» **WRITTEN EXERCISE**
Pictures should be excluded; otherwise, copy every entry exactly.
>> Begin MATERIAL PROVIDED
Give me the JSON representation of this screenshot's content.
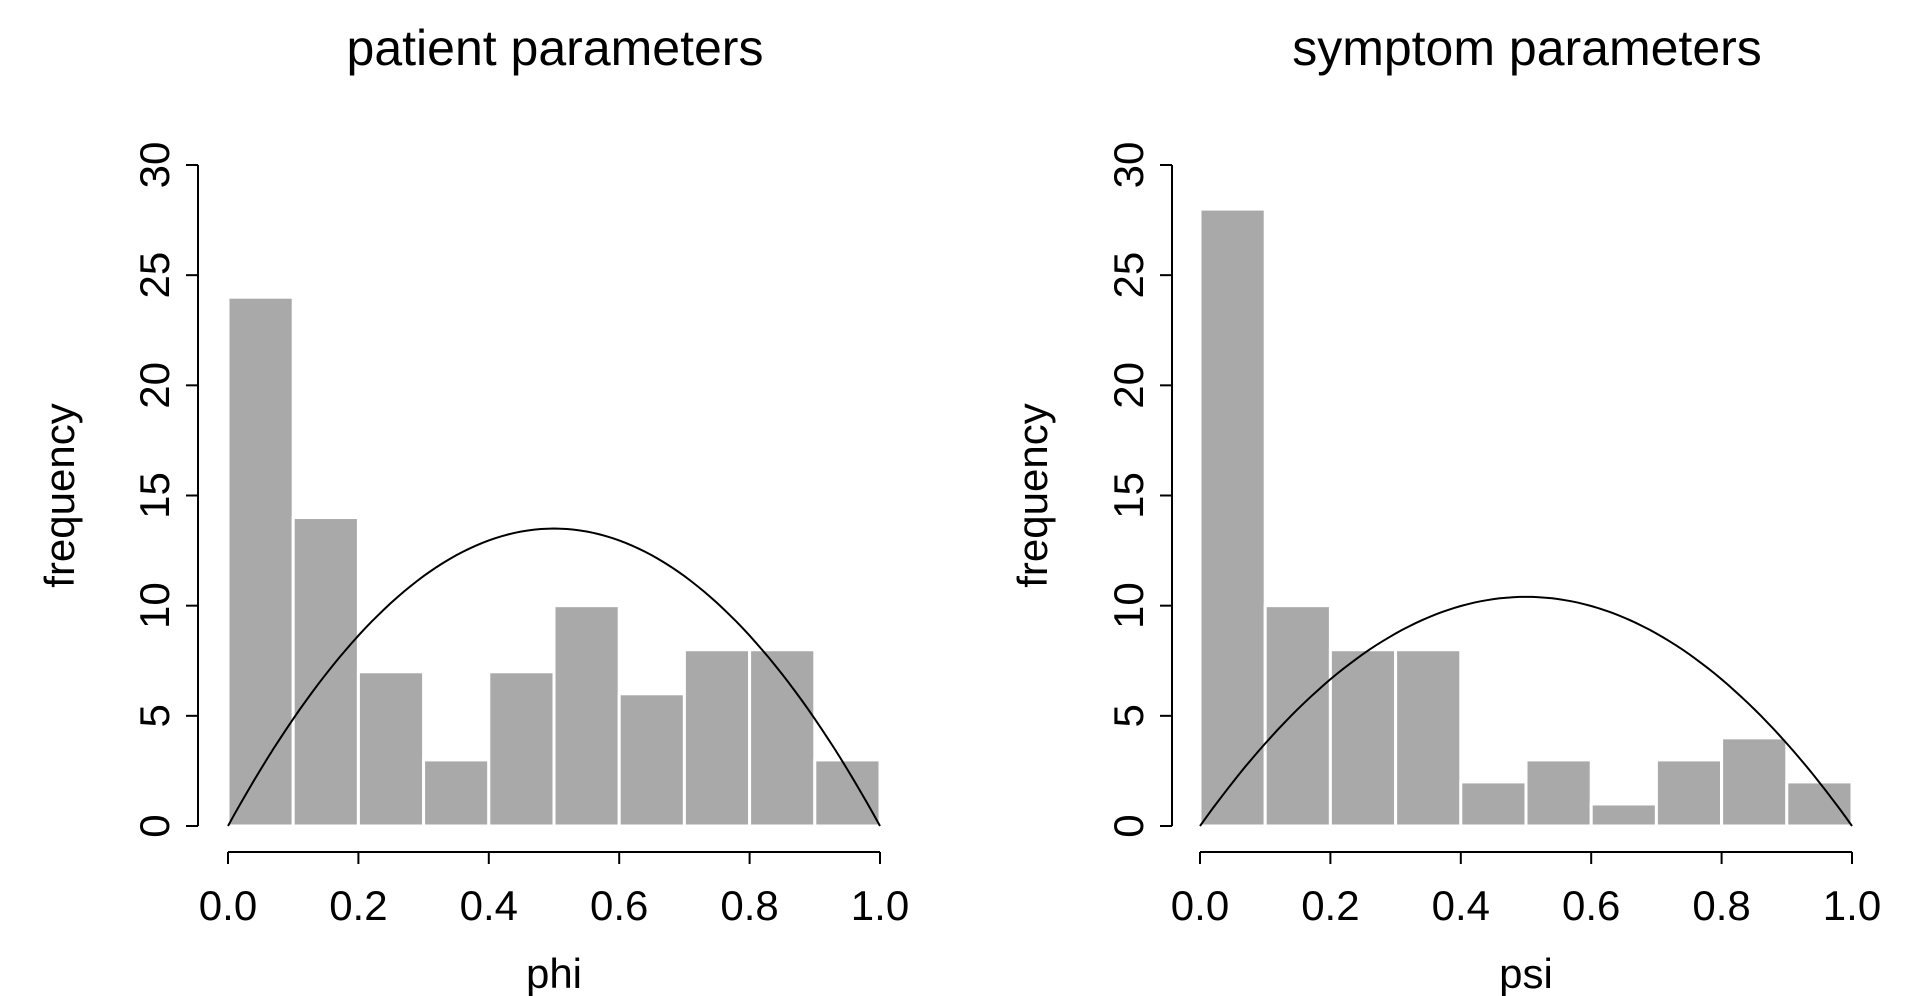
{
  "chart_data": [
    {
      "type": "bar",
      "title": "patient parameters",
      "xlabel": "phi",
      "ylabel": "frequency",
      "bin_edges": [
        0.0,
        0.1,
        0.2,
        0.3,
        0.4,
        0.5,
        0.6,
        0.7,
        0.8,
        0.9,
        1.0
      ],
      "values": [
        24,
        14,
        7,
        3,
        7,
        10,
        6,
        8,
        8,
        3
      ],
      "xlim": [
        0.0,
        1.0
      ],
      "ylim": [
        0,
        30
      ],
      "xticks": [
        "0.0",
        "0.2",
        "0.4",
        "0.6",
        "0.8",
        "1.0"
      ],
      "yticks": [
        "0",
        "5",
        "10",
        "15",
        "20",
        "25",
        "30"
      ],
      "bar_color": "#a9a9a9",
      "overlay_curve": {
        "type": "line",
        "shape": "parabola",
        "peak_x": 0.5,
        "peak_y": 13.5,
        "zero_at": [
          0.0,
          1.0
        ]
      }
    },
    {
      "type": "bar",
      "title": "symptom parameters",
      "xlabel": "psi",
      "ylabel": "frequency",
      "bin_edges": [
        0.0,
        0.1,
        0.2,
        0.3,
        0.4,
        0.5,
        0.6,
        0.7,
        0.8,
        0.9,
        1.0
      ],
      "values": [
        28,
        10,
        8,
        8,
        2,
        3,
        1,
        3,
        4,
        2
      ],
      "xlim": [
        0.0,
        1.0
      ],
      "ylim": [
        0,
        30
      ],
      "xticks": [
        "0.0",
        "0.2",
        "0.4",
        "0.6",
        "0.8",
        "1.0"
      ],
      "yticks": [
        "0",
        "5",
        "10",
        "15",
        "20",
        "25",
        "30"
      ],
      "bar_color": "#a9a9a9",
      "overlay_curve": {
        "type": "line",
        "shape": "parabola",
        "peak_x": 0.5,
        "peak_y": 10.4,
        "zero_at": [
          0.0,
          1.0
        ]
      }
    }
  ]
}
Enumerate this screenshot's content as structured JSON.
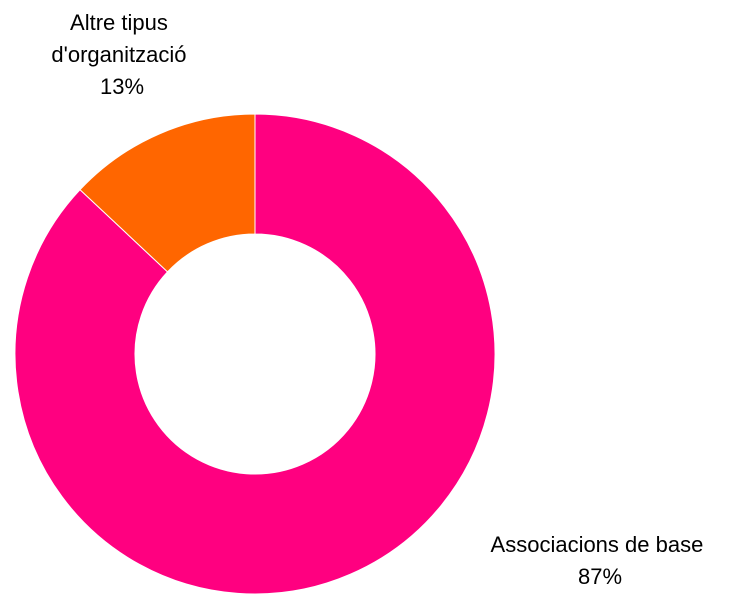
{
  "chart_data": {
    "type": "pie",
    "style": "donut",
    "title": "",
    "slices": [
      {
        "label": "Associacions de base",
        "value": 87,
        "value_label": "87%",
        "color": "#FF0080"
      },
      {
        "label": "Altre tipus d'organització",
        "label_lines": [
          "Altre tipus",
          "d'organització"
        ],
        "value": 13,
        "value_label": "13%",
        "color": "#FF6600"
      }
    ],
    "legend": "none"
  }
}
>> End MATERIAL PROVIDED
» **OUTPUT OF THE EXERCISE**
Give me the JSON representation of this screenshot's content.
{
  "chart_data": [
    {
      "type": "bar",
      "title": "patient parameters",
      "xlabel": "phi",
      "ylabel": "frequency",
      "bin_edges": [
        0.0,
        0.1,
        0.2,
        0.3,
        0.4,
        0.5,
        0.6,
        0.7,
        0.8,
        0.9,
        1.0
      ],
      "values": [
        24,
        14,
        7,
        3,
        7,
        10,
        6,
        8,
        8,
        3
      ],
      "xlim": [
        0.0,
        1.0
      ],
      "ylim": [
        0,
        30
      ],
      "xticks": [
        "0.0",
        "0.2",
        "0.4",
        "0.6",
        "0.8",
        "1.0"
      ],
      "yticks": [
        "0",
        "5",
        "10",
        "15",
        "20",
        "25",
        "30"
      ],
      "bar_color": "#a9a9a9",
      "overlay_curve": {
        "type": "line",
        "shape": "parabola",
        "peak_x": 0.5,
        "peak_y": 13.5,
        "zero_at": [
          0.0,
          1.0
        ]
      }
    },
    {
      "type": "bar",
      "title": "symptom parameters",
      "xlabel": "psi",
      "ylabel": "frequency",
      "bin_edges": [
        0.0,
        0.1,
        0.2,
        0.3,
        0.4,
        0.5,
        0.6,
        0.7,
        0.8,
        0.9,
        1.0
      ],
      "values": [
        28,
        10,
        8,
        8,
        2,
        3,
        1,
        3,
        4,
        2
      ],
      "xlim": [
        0.0,
        1.0
      ],
      "ylim": [
        0,
        30
      ],
      "xticks": [
        "0.0",
        "0.2",
        "0.4",
        "0.6",
        "0.8",
        "1.0"
      ],
      "yticks": [
        "0",
        "5",
        "10",
        "15",
        "20",
        "25",
        "30"
      ],
      "bar_color": "#a9a9a9",
      "overlay_curve": {
        "type": "line",
        "shape": "parabola",
        "peak_x": 0.5,
        "peak_y": 10.4,
        "zero_at": [
          0.0,
          1.0
        ]
      }
    }
  ]
}
Enumerate this screenshot's content as structured JSON.
{
  "chart_data": {
    "type": "pie",
    "style": "donut",
    "title": "",
    "slices": [
      {
        "label": "Associacions de base",
        "value": 87,
        "value_label": "87%",
        "color": "#FF0080"
      },
      {
        "label": "Altre tipus d'organització",
        "label_lines": [
          "Altre tipus",
          "d'organització"
        ],
        "value": 13,
        "value_label": "13%",
        "color": "#FF6600"
      }
    ],
    "legend": "none"
  }
}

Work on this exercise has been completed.